WRITTEN INSTRUCTION:
Print all the records exactly, please.

Saved entries

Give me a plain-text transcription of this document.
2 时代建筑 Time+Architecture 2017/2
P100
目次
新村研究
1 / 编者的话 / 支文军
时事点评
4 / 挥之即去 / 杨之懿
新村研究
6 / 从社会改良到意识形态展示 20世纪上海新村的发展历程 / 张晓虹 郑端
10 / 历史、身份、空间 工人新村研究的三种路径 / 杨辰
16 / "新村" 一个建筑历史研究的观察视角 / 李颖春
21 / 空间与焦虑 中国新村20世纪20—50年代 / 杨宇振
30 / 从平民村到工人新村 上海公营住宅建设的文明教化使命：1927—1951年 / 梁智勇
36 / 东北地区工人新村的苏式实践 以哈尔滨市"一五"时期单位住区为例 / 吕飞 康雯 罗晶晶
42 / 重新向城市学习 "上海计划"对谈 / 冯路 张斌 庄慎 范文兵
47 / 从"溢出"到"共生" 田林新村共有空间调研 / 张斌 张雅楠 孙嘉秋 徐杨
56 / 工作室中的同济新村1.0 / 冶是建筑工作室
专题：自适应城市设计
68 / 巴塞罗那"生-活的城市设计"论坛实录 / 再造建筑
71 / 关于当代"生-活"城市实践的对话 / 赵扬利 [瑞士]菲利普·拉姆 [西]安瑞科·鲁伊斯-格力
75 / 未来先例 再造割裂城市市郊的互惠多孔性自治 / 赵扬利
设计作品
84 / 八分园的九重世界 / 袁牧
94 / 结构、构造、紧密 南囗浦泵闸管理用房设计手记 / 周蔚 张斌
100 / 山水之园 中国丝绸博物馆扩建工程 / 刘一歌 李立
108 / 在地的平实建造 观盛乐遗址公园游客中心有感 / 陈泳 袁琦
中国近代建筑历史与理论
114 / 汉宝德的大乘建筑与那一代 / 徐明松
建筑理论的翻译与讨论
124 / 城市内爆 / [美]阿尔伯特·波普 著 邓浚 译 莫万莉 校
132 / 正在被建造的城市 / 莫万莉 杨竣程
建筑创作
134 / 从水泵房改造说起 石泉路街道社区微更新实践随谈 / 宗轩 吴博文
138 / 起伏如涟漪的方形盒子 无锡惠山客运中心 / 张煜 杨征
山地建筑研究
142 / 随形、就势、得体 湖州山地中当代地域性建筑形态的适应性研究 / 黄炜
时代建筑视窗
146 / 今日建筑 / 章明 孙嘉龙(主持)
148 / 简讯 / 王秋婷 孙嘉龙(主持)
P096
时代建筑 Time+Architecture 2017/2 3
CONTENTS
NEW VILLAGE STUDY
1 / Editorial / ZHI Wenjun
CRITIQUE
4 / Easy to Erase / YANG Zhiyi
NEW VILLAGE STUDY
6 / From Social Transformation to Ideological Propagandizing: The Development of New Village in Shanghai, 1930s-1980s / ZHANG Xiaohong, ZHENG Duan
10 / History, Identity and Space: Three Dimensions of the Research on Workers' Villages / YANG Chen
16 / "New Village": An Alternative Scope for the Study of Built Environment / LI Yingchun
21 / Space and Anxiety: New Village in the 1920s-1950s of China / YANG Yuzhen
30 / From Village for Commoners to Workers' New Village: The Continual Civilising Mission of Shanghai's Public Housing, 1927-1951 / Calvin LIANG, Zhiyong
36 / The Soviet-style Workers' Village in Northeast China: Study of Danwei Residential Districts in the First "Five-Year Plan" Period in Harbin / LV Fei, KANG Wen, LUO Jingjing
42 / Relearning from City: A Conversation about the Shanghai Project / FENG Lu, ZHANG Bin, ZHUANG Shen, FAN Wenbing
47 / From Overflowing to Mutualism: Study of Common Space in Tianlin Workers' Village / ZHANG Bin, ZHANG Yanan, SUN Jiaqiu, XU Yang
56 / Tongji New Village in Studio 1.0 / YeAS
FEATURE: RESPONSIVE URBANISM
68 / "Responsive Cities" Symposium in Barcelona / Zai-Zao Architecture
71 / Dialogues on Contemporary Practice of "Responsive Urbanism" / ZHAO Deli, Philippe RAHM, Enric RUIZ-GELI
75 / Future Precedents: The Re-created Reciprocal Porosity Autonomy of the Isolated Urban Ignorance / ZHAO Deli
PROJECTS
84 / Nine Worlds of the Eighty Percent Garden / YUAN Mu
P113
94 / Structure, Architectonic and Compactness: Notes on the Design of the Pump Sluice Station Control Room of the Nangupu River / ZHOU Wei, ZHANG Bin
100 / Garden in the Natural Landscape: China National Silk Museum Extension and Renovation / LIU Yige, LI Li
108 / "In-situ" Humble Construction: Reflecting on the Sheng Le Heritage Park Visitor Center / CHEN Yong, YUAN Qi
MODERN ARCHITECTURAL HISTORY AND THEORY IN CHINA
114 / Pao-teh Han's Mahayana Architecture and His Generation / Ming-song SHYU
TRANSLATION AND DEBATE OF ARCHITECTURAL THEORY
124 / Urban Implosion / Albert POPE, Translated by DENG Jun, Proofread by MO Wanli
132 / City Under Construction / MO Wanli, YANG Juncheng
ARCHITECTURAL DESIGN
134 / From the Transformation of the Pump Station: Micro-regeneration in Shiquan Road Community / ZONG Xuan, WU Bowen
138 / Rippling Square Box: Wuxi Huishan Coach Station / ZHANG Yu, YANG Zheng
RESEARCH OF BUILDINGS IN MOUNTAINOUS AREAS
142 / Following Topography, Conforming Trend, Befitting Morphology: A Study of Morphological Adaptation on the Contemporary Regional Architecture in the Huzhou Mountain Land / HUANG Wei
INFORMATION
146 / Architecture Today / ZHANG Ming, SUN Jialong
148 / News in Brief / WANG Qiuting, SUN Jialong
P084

CORRECT RESPONSE:
Give me a plain-text transcription of this document.
2 时代建筑 Time+Architecture 2017/2
P100
目次
新村研究
1 / 编者的话 / 支文军
时事点评
4 / 挥之即去 / 杨之懿
新村研究
6 / 从社会改良到意识形态展示 20世纪上海新村的发展历程 / 张晓虹 郑端
10 / 历史、身份、空间 工人新村研究的三种路径 / 杨辰
16 / "新村" 一个建筑历史研究的观察视角 / 李颖春
21 / 空间与焦虑 中国新村20世纪20—50年代 / 杨宇振
30 / 从平民村到工人新村 上海公营住宅建设的文明教化使命：1927—1951年 / 梁智勇
36 / 东北地区工人新村的苏式实践 以哈尔滨市"一五"时期单位住区为例 / 吕飞 康雯 罗晶晶
42 / 重新向城市学习 "上海计划"对谈 / 冯路 张斌 庄慎 范文兵
47 / 从"溢出"到"共生" 田林新村共有空间调研 / 张斌 张雅楠 孙嘉秋 徐杨
56 / 工作室中的同济新村1.0 / 冶是建筑工作室
专题：自适应城市设计
68 / 巴塞罗那"生-活的城市设计"论坛实录 / 再造建筑
71 / 关于当代"生-活"城市实践的对话 / 赵扬利 [瑞士]菲利普·拉姆 [西]安瑞科·鲁伊斯-格力
75 / 未来先例 再造割裂城市市郊的互惠多孔性自治 / 赵扬利
设计作品
84 / 八分园的九重世界 / 袁牧
94 / 结构、构造、紧密 南囗浦泵闸管理用房设计手记 / 周蔚 张斌
100 / 山水之园 中国丝绸博物馆扩建工程 / 刘一歌 李立
108 / 在地的平实建造 观盛乐遗址公园游客中心有感 / 陈泳 袁琦
中国近代建筑历史与理论
114 / 汉宝德的大乘建筑与那一代 / 徐明松
建筑理论的翻译与讨论
124 / 城市内爆 / [美]阿尔伯特·波普 著 邓浚 译 莫万莉 校
132 / 正在被建造的城市 / 莫万莉 杨竣程
建筑创作
134 / 从水泵房改造说起 石泉路街道社区微更新实践随谈 / 宗轩 吴博文
138 / 起伏如涟漪的方形盒子 无锡惠山客运中心 / 张煜 杨征
山地建筑研究
142 / 随形、就势、得体 湖州山地中当代地域性建筑形态的适应性研究 / 黄炜
时代建筑视窗
146 / 今日建筑 / 章明 孙嘉龙(主持)
148 / 简讯 / 王秋婷 孙嘉龙(主持)
P096
时代建筑 Time+Architecture 2017/2 3
CONTENTS
NEW VILLAGE STUDY
1 / Editorial / ZHI Wenjun
CRITIQUE
4 / Easy to Erase / YANG Zhiyi
NEW VILLAGE STUDY
6 / From Social Transformation to Ideological Propagandizing: The Development of New Village in Shanghai, 1930s-1980s / ZHANG Xiaohong, ZHENG Duan
10 / History, Identity and Space: Three Dimensions of the Research on Workers' Villages / YANG Chen
16 / "New Village": An Alternative Scope for the Study of Built Environment / LI Yingchun
21 / Space and Anxiety: New Village in the 1920s-1950s of China / YANG Yuzhen
30 / From Village for Commoners to Workers' New Village: The Continual Civilising Mission of Shanghai's Public Housing, 1927-1951 / Calvin LIANG, Zhiyong
36 / The Soviet-style Workers' Village in Northeast China: Study of Danwei Residential Districts in the First "Five-Year Plan" Period in Harbin / LV Fei, KANG Wen, LUO Jingjing
42 / Relearning from City: A Conversation about the Shanghai Project / FENG Lu, ZHANG Bin, ZHUANG Shen, FAN Wenbing
47 / From Overflowing to Mutualism: Study of Common Space in Tianlin Workers' Village / ZHANG Bin, ZHANG Yanan, SUN Jiaqiu, XU Yang
56 / Tongji New Village in Studio 1.0 / YeAS
FEATURE: RESPONSIVE URBANISM
68 / "Responsive Cities" Symposium in Barcelona / Zai-Zao Architecture
71 / Dialogues on Contemporary Practice of "Responsive Urbanism" / ZHAO Deli, Philippe RAHM, Enric RUIZ-GELI
75 / Future Precedents: The Re-created Reciprocal Porosity Autonomy of the Isolated Urban Ignorance / ZHAO Deli
PROJECTS
84 / Nine Worlds of the Eighty Percent Garden / YUAN Mu
P113
94 / Structure, Architectonic and Compactness: Notes on the Design of the Pump Sluice Station Control Room of the Nangupu River / ZHOU Wei, ZHANG Bin
100 / Garden in the Natural Landscape: China National Silk Museum Extension and Renovation / LIU Yige, LI Li
108 / "In-situ" Humble Construction: Reflecting on the Sheng Le Heritage Park Visitor Center / CHEN Yong, YUAN Qi
MODERN ARCHITECTURAL HISTORY AND THEORY IN CHINA
114 / Pao-teh Han's Mahayana Architecture and His Generation / Ming-song SHYU
TRANSLATION AND DEBATE OF ARCHITECTURAL THEORY
124 / Urban Implosion / Albert POPE, Translated by DENG Jun, Proofread by MO Wanli
132 / City Under Construction / MO Wanli, YANG Juncheng
ARCHITECTURAL DESIGN
134 / From the Transformation of the Pump Station: Micro-regeneration in Shiquan Road Community / ZONG Xuan, WU Bowen
138 / Rippling Square Box: Wuxi Huishan Coach Station / ZHANG Yu, YANG Zheng
RESEARCH OF BUILDINGS IN MOUNTAINOUS AREAS
142 / Following Topography, Conforming Trend, Befitting Morphology: A Study of Morphological Adaptation on the Contemporary Regional Architecture in the Huzhou Mountain Land / HUANG Wei
INFORMATION
146 / Architecture Today / ZHANG Ming, SUN Jialong
148 / News in Brief / WANG Qiuting, SUN Jialong
P084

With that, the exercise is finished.